GIVEN INSTRUCTION →
Read the records below and copy each line that contains "January".

MATERIAL FOR THIS EXERCISE →
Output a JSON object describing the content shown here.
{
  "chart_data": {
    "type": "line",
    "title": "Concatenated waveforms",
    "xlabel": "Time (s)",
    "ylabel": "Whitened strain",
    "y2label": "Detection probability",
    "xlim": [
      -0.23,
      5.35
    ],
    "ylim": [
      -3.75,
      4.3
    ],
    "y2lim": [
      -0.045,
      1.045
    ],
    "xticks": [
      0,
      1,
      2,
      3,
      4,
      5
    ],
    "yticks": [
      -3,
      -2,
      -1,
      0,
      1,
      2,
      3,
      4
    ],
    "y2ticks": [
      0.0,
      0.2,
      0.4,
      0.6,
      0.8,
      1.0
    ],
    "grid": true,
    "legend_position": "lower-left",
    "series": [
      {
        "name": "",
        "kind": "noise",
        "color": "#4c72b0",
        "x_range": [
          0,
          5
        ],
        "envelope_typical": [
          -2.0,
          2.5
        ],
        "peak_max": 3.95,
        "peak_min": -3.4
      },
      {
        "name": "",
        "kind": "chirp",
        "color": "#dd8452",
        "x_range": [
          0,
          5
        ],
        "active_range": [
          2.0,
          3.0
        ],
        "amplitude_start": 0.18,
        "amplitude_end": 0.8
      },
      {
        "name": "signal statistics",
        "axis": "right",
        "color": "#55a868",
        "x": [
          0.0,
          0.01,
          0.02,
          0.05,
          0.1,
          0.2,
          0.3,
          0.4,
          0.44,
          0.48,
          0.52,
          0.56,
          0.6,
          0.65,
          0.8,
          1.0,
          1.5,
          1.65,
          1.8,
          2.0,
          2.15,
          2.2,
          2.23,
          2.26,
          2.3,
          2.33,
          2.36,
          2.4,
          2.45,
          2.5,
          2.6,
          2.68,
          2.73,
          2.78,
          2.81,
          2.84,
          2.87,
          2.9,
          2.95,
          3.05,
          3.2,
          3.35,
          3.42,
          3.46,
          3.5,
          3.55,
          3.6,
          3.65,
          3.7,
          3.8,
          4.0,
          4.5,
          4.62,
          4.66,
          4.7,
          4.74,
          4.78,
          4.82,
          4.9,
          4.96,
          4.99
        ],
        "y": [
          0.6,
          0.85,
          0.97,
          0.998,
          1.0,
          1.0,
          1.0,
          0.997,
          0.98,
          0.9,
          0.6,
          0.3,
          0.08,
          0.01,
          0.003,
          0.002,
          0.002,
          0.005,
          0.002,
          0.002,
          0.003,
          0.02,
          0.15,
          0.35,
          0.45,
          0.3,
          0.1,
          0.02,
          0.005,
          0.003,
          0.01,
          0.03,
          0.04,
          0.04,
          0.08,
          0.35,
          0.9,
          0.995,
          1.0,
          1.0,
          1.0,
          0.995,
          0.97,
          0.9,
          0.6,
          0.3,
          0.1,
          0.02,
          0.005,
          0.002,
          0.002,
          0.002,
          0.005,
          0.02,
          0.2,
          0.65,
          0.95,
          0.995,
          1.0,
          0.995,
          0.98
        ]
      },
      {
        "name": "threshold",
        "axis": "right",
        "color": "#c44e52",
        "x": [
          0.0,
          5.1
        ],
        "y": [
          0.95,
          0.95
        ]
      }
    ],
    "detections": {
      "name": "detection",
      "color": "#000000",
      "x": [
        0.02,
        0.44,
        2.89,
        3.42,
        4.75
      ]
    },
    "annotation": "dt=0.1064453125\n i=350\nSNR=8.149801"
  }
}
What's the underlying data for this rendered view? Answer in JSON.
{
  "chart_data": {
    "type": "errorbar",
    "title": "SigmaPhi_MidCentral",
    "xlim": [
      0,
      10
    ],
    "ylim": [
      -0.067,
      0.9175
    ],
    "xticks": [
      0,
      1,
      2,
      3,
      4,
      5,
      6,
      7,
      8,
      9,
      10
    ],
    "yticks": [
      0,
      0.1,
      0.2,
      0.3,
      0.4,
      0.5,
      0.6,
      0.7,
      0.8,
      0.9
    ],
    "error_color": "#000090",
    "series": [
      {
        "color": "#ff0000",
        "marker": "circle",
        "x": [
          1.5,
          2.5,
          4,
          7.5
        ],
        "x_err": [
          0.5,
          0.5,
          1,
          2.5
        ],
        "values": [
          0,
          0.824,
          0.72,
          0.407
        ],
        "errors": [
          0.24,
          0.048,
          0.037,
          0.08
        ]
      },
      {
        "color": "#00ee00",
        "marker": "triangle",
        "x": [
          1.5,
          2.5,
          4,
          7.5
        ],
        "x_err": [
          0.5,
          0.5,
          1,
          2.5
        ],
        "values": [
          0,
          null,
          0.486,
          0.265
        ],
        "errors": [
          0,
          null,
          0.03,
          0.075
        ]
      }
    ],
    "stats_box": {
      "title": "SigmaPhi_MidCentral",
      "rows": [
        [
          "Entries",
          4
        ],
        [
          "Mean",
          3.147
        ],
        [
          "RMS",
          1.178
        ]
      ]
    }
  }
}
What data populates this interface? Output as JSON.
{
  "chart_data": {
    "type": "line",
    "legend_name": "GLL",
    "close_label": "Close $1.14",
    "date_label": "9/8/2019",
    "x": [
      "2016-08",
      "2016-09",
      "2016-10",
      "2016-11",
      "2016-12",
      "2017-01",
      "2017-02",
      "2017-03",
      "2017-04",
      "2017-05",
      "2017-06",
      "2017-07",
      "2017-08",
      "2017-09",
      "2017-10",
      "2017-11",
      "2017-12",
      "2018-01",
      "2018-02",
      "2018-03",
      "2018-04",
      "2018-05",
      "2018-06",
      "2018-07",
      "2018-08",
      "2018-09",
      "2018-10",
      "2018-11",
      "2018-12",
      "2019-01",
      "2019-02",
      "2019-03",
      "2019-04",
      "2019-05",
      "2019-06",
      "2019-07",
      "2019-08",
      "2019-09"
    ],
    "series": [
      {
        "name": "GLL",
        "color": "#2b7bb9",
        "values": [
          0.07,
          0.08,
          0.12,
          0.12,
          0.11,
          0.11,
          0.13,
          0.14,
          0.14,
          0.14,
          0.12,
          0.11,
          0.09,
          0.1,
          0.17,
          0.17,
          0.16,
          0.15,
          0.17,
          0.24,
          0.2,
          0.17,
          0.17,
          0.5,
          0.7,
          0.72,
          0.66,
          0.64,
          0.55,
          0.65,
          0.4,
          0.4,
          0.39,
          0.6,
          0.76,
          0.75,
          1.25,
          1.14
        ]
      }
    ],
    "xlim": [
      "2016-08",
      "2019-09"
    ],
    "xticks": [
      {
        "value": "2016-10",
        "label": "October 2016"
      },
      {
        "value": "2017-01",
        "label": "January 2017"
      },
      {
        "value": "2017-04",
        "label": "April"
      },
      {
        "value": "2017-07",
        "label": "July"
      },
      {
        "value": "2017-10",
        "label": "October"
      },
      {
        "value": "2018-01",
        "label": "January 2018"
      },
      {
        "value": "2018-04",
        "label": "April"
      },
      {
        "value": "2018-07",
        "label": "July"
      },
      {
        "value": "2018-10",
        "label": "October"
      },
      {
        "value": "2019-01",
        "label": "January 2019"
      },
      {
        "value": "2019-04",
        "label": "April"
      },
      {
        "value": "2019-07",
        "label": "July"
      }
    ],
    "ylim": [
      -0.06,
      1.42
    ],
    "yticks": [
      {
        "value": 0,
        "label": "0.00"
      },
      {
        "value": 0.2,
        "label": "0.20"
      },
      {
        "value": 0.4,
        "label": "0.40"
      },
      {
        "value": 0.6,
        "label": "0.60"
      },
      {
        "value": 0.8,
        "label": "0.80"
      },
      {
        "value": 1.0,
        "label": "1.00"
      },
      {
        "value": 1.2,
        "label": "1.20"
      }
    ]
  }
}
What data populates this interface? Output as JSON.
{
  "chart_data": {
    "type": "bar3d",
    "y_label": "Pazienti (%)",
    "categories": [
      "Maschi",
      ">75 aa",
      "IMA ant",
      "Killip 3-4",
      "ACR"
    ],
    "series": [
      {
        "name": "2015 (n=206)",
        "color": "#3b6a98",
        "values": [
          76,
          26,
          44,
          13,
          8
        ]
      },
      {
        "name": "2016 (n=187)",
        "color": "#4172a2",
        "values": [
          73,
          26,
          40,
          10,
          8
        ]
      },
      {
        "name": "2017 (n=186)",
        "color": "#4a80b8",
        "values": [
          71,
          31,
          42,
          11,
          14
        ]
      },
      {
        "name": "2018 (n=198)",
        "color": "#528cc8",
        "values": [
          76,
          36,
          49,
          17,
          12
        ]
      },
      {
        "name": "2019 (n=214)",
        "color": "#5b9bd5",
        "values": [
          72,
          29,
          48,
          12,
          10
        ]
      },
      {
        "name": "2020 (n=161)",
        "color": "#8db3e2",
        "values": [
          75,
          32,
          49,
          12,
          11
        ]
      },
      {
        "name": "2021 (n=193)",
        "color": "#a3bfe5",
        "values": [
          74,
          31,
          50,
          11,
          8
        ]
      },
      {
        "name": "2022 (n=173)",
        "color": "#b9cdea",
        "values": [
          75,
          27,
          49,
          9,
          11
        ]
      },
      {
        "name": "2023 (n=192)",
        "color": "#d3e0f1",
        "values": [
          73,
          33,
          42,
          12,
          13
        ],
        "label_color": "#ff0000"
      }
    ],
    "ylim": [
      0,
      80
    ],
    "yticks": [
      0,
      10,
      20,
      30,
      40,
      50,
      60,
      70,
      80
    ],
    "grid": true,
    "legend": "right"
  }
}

RESPONSE FOR THIS EXERCISE →
        "label": "January 2017"
        "label": "January 2018"
        "label": "January 2019"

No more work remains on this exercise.